Better Testing With Undefined Behavior Coverage

[The bit puzzle results are based on data from Chad Brubaker and the saturating operation results are based on data from Peng Li. They are respectively an undergrad and a grad student in Utah’s CS program.]

Klee is a tool that attempts to generate a collection of test cases inducing path coverage on a system under test. Path coverage means that all feasible control flow paths are executed. It is a strong kind of coverage, but still misses bugs. One way to improve Klee would be to add support for different kinds of coverage metrics: weaker ones like statement coverage would scale to larger programs, and stronger ones such as boundary-value coverage would find more bugs in small codes.

A different way to improve Klee is to continue to target path coverage, but alter the definition of “path.” For example:

  • When testing an x86-64 binary containing a cmov instruction, we could make sure to execute both its condition-true path and condition-false path.
  • When testing the C expression foo(bar(),baz()), we could make sure to test evaluating foo() and bar() in both orders, instead of just letting the compiler pick one.

This piece proposes undefined behavior coverage, which simply means that for any operation that has conditionally-defined behavior, the well-defined and the undefined behaviors are considered to be separate paths. For example, the C expression 3/y has two paths: one where y is zero and the other where y is non-zero.

************

§ **Given task 1**
In the records, rewrite the part that opens with the line containing "button[interactable]: Fingerprint —" and closes with the line containing "staticText: Fingerprint — [37, 771, 103, 788]", putting "Support" in place of "Help" and keeping everything else the same.

************

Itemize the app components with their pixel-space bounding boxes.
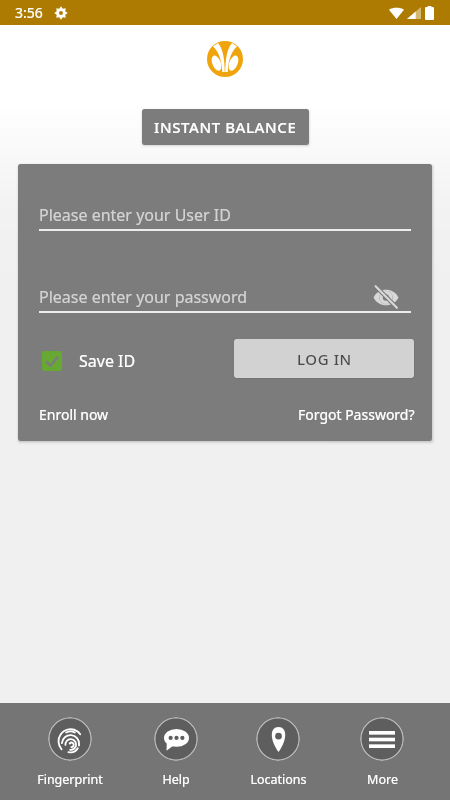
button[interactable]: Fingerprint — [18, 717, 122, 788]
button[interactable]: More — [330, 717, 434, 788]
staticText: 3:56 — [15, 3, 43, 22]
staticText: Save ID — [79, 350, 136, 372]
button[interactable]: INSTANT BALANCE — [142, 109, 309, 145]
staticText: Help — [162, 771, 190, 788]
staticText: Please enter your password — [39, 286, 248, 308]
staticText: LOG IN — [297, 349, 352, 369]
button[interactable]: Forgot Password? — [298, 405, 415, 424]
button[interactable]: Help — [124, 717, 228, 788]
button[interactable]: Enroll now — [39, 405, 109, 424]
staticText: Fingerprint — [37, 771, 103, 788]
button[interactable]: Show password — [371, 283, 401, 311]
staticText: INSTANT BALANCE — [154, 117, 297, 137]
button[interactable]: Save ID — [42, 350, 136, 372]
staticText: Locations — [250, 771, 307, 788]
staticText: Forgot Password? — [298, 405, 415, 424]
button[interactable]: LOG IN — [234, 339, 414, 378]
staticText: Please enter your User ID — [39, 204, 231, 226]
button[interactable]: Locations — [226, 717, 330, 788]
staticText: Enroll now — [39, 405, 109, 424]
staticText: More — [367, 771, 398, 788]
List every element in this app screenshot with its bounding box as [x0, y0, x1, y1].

************

§ **Given task 2**
Translate this sentence from the piece on undefined behavior coverage into Spanish: "Path coverage means that all feasible control flow paths are executed."

§ **Exercise result 1**
button[interactable]: Fingerprint — [18, 717, 122, 788]
button[interactable]: More — [330, 717, 434, 788]
staticText: 3:56 — [15, 3, 43, 22]
staticText: Save ID — [79, 350, 136, 372]
button[interactable]: INSTANT BALANCE — [142, 109, 309, 145]
staticText: Support — [162, 771, 190, 788]
staticText: Please enter your password — [39, 286, 248, 308]
staticText: LOG IN — [297, 349, 352, 369]
button[interactable]: Forgot Password? — [298, 405, 415, 424]
button[interactable]: Support — [124, 717, 228, 788]
button[interactable]: Enroll now — [39, 405, 109, 424]
staticText: Fingerprint — [37, 771, 103, 788]

§ **Exercise result 2**
La cobertura de caminos significa que se ejecutan todos los caminos de flujo de control factibles.